◆ Stated problem ◆
Check each line of the listing for the word "text" and report how many lines contain it, giving nothing but the number.

◆ Task inputs ◆
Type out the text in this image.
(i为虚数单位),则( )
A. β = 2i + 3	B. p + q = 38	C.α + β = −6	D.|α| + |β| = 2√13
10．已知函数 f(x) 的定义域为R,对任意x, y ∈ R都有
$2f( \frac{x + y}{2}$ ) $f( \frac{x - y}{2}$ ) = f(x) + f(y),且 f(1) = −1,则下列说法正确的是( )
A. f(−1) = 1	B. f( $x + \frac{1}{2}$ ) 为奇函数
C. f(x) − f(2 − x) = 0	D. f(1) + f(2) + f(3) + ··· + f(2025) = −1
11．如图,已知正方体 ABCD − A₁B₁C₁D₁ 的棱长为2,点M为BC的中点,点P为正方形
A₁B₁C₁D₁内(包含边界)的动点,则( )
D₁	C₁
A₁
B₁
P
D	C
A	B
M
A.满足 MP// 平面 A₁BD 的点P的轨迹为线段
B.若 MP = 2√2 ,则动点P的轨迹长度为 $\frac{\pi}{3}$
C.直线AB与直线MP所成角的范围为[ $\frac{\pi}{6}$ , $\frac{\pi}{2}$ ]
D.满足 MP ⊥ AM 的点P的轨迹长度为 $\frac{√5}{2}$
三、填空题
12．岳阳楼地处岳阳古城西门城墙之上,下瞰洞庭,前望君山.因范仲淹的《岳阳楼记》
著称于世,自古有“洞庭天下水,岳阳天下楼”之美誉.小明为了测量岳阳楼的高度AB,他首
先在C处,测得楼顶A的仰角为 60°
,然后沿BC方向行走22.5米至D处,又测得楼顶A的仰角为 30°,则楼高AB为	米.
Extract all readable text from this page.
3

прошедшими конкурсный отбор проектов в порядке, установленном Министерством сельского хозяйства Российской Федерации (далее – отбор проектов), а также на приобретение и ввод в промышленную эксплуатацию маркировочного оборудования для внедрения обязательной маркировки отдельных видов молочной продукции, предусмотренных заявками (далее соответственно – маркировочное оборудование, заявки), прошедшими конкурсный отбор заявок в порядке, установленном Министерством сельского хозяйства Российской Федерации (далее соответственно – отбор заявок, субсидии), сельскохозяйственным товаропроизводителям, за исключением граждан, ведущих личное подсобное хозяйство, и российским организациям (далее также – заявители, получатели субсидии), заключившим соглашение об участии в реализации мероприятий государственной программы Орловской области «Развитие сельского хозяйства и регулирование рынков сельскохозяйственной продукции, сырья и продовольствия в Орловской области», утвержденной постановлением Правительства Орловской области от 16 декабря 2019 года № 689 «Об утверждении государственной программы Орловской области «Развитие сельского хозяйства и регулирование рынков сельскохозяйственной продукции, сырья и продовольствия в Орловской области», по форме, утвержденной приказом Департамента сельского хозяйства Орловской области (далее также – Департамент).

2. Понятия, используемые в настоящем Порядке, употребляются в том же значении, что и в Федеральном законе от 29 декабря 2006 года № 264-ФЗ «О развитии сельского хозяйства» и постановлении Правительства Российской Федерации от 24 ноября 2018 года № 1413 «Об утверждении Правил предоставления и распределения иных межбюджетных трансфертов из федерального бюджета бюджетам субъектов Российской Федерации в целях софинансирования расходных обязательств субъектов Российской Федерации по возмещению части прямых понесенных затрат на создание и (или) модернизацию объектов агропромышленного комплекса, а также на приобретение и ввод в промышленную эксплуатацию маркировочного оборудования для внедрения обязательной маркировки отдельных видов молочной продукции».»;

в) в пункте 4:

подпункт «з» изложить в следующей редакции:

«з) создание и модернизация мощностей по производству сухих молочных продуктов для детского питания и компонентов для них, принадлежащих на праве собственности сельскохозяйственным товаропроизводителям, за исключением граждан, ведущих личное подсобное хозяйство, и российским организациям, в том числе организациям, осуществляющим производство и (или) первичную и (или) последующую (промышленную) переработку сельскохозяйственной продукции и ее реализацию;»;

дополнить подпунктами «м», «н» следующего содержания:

--

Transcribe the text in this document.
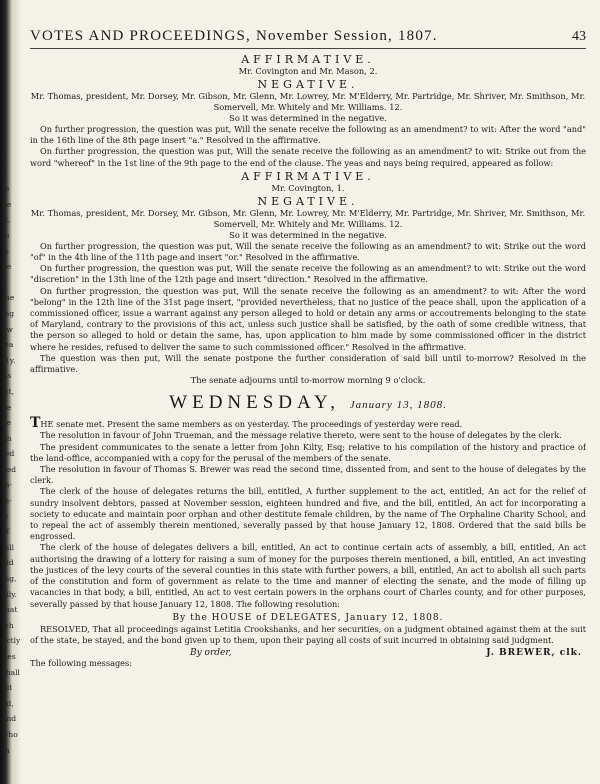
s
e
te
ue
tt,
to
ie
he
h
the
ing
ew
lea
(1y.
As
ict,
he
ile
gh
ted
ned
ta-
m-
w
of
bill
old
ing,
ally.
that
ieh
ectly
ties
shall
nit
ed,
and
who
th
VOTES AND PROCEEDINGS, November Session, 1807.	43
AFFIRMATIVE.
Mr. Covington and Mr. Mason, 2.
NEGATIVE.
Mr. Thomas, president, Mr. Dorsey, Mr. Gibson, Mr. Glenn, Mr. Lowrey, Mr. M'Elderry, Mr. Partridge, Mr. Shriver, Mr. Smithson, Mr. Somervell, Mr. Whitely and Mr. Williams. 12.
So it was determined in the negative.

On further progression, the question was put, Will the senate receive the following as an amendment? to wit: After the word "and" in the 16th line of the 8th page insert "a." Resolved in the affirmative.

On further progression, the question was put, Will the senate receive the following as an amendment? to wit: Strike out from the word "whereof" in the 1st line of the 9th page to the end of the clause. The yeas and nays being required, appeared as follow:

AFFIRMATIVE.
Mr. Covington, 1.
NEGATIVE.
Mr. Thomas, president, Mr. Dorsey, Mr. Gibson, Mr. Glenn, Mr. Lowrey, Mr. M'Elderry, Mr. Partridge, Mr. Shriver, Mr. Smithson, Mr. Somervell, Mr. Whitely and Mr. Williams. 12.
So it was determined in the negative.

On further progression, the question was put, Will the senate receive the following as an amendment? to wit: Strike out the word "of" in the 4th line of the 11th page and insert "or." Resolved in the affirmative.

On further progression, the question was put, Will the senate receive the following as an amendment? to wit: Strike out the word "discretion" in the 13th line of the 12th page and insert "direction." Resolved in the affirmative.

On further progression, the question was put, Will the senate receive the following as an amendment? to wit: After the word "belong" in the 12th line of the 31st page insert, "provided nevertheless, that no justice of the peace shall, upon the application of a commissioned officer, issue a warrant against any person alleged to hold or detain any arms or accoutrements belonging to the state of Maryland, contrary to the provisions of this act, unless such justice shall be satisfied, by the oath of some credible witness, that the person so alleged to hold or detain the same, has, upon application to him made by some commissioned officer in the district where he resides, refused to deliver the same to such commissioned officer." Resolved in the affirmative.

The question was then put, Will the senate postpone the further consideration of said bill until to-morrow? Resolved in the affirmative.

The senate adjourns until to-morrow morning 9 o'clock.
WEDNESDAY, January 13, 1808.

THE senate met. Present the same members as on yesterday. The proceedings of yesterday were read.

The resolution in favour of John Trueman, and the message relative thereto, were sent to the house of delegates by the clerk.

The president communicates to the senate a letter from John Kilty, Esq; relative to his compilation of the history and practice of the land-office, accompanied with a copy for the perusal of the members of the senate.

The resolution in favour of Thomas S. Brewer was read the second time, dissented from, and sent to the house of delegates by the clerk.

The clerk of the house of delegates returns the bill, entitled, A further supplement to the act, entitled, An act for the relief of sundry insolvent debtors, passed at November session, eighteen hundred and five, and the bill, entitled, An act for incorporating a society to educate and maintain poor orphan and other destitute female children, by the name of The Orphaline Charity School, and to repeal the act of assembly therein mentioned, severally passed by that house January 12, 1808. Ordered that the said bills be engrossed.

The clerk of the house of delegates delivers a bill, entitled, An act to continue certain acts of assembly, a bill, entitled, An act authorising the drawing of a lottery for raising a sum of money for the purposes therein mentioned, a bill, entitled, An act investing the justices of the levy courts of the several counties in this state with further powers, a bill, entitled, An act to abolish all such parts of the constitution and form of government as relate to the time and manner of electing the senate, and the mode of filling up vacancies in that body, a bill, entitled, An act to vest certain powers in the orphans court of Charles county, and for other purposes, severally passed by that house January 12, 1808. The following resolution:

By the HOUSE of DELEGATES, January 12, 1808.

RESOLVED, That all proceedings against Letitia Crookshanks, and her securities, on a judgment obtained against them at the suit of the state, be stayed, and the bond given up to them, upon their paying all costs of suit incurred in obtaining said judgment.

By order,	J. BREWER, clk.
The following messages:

◆ Exercise result ◆
3